- _Items listed in a dataset_
------------

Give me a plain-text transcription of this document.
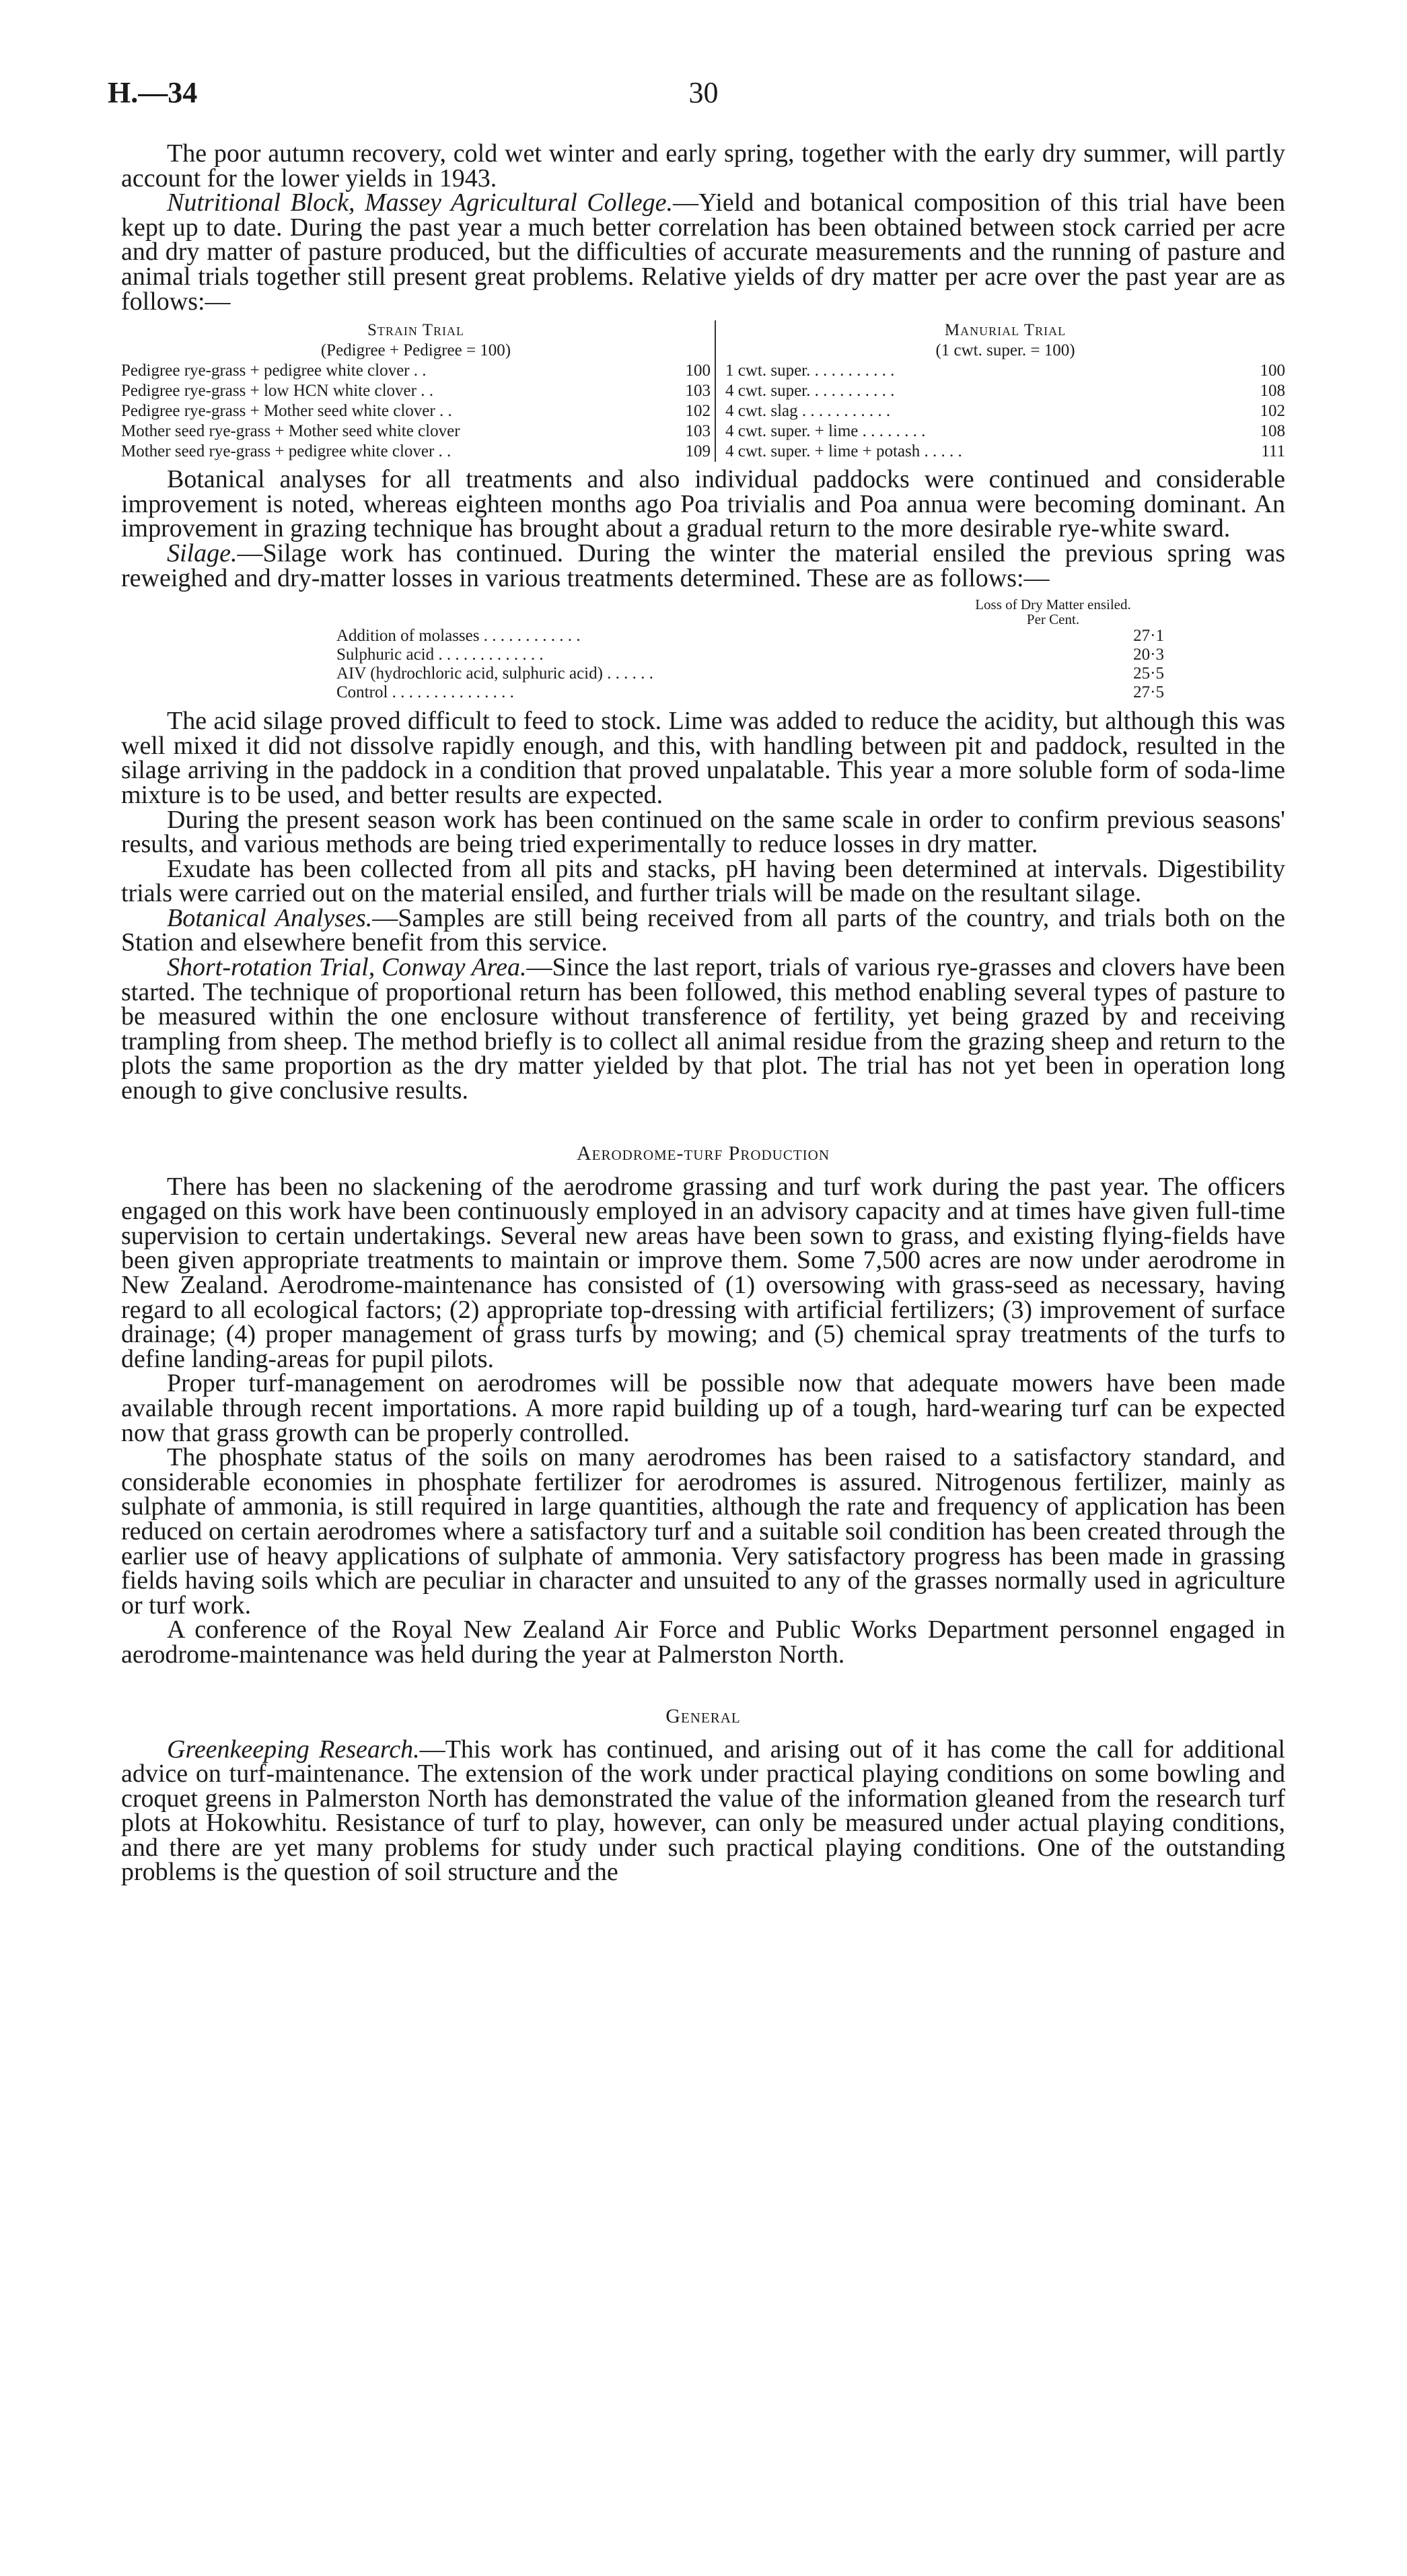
H.—34	30

The poor autumn recovery, cold wet winter and early spring, together with the early dry summer, will partly account for the lower yields in 1943.

Nutritional Block, Massey Agricultural College.—Yield and botanical composition of this trial have been kept up to date. During the past year a much better correlation has been obtained between stock carried per acre and dry matter of pasture produced, but the difficulties of accurate measurements and the running of pasture and animal trials together still present great problems. Relative yields of dry matter per acre over the past year are as follows:—

Strain Trial
(Pedigree + Pedigree = 100)
Pedigree rye-grass + pedigree white clover . .	100
Pedigree rye-grass + low HCN white clover . .	103
Pedigree rye-grass + Mother seed white clover . .	102
Mother seed rye-grass + Mother seed white clover	103
Mother seed rye-grass + pedigree white clover . .	109
Manurial Trial
(1 cwt. super. = 100)
1 cwt. super. . . . . . . . . . .	100
4 cwt. super. . . . . . . . . . .	108
4 cwt. slag . . . . . . . . . . .	102
4 cwt. super. + lime . . . . . . . .	108
4 cwt. super. + lime + potash . . . . .	111

Botanical analyses for all treatments and also individual paddocks were continued and considerable improvement is noted, whereas eighteen months ago Poa trivialis and Poa annua were becoming dominant. An improvement in grazing technique has brought about a gradual return to the more desirable rye-white sward.

Silage.—Silage work has continued. During the winter the material ensiled the previous spring was reweighed and dry-matter losses in various treatments determined. These are as follows:—

Loss of Dry Matter ensiled.
Per Cent.
Addition of molasses . . . . . . . . . . . .	27·1
Sulphuric acid . . . . . . . . . . . . .	20·3
AIV (hydrochloric acid, sulphuric acid) . . . . . .	25·5
Control . . . . . . . . . . . . . . .	27·5

The acid silage proved difficult to feed to stock. Lime was added to reduce the acidity, but although this was well mixed it did not dissolve rapidly enough, and this, with handling between pit and paddock, resulted in the silage arriving in the paddock in a condition that proved unpalatable. This year a more soluble form of soda-lime mixture is to be used, and better results are expected.

During the present season work has been continued on the same scale in order to confirm previous seasons' results, and various methods are being tried experimentally to reduce losses in dry matter.

Exudate has been collected from all pits and stacks, pH having been determined at intervals. Digestibility trials were carried out on the material ensiled, and further trials will be made on the resultant silage.

Botanical Analyses.—Samples are still being received from all parts of the country, and trials both on the Station and elsewhere benefit from this service.

Short-rotation Trial, Conway Area.—Since the last report, trials of various rye-grasses and clovers have been started. The technique of proportional return has been followed, this method enabling several types of pasture to be measured within the one enclosure without transference of fertility, yet being grazed by and receiving trampling from sheep. The method briefly is to collect all animal residue from the grazing sheep and return to the plots the same proportion as the dry matter yielded by that plot. The trial has not yet been in operation long enough to give conclusive results.

Aerodrome-turf Production

There has been no slackening of the aerodrome grassing and turf work during the past year. The officers engaged on this work have been continuously employed in an advisory capacity and at times have given full-time supervision to certain undertakings. Several new areas have been sown to grass, and existing flying-fields have been given appropriate treatments to maintain or improve them. Some 7,500 acres are now under aerodrome in New Zealand. Aerodrome-maintenance has consisted of (1) oversowing with grass-seed as necessary, having regard to all ecological factors; (2) appropriate top-dressing with artificial fertilizers; (3) improvement of surface drainage; (4) proper management of grass turfs by mowing; and (5) chemical spray treatments of the turfs to define landing-areas for pupil pilots.

Proper turf-management on aerodromes will be possible now that adequate mowers have been made available through recent importations. A more rapid building up of a tough, hard-wearing turf can be expected now that grass growth can be properly controlled.

The phosphate status of the soils on many aerodromes has been raised to a satisfactory standard, and considerable economies in phosphate fertilizer for aerodromes is assured. Nitrogenous fertilizer, mainly as sulphate of ammonia, is still required in large quantities, although the rate and frequency of application has been reduced on certain aerodromes where a satisfactory turf and a suitable soil condition has been created through the earlier use of heavy applications of sulphate of ammonia. Very satisfactory progress has been made in grassing fields having soils which are peculiar in character and unsuited to any of the grasses normally used in agriculture or turf work.

A conference of the Royal New Zealand Air Force and Public Works Department personnel engaged in aerodrome-maintenance was held during the year at Palmerston North.

General

Greenkeeping Research.—This work has continued, and arising out of it has come the call for additional advice on turf-maintenance. The extension of the work under practical playing conditions on some bowling and croquet greens in Palmerston North has demonstrated the value of the information gleaned from the research turf plots at Hokowhitu. Resistance of turf to play, however, can only be measured under actual playing conditions, and there are yet many problems for study under such practical playing conditions. One of the outstanding problems is the question of soil structure and the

------------

- _Description of the task_
Find the lines with the string "material" and reproduce them.

- _Exercise output_
Silage.—Silage work has continued. During the winter the material ensiled the previous spring was reweighed and dry-matter losses in various treatments determined. These are as follows:—
Exudate has been collected from all pits and stacks, pH having been determined at intervals. Digestibility trials were carried out on the material ensiled, and further trials will be made on the resultant silage.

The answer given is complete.